### Your instructions:
Present the data once more in exactly its original form.

### Dataset excerpt:
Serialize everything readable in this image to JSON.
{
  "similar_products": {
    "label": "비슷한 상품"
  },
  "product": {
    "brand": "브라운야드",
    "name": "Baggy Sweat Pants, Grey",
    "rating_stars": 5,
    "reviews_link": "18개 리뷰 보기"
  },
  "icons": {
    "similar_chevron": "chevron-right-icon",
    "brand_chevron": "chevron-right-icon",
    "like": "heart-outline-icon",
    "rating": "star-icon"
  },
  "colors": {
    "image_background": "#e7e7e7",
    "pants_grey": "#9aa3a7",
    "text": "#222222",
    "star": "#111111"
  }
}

### Finished task:
Serialize everything readable in this image to JSON.
{
  "similar_products": {
    "label": "비슷한 상품"
  },
  "product": {
    "brand": "브라운야드",
    "name": "Baggy Sweat Pants, Grey",
    "rating_stars": 5,
    "reviews_link": "18개 리뷰 보기"
  },
  "icons": {
    "similar_chevron": "chevron-right-icon",
    "brand_chevron": "chevron-right-icon",
    "like": "heart-outline-icon",
    "rating": "star-icon"
  },
  "colors": {
    "image_background": "#e7e7e7",
    "pants_grey": "#9aa3a7",
    "text": "#222222",
    "star": "#111111"
  }
}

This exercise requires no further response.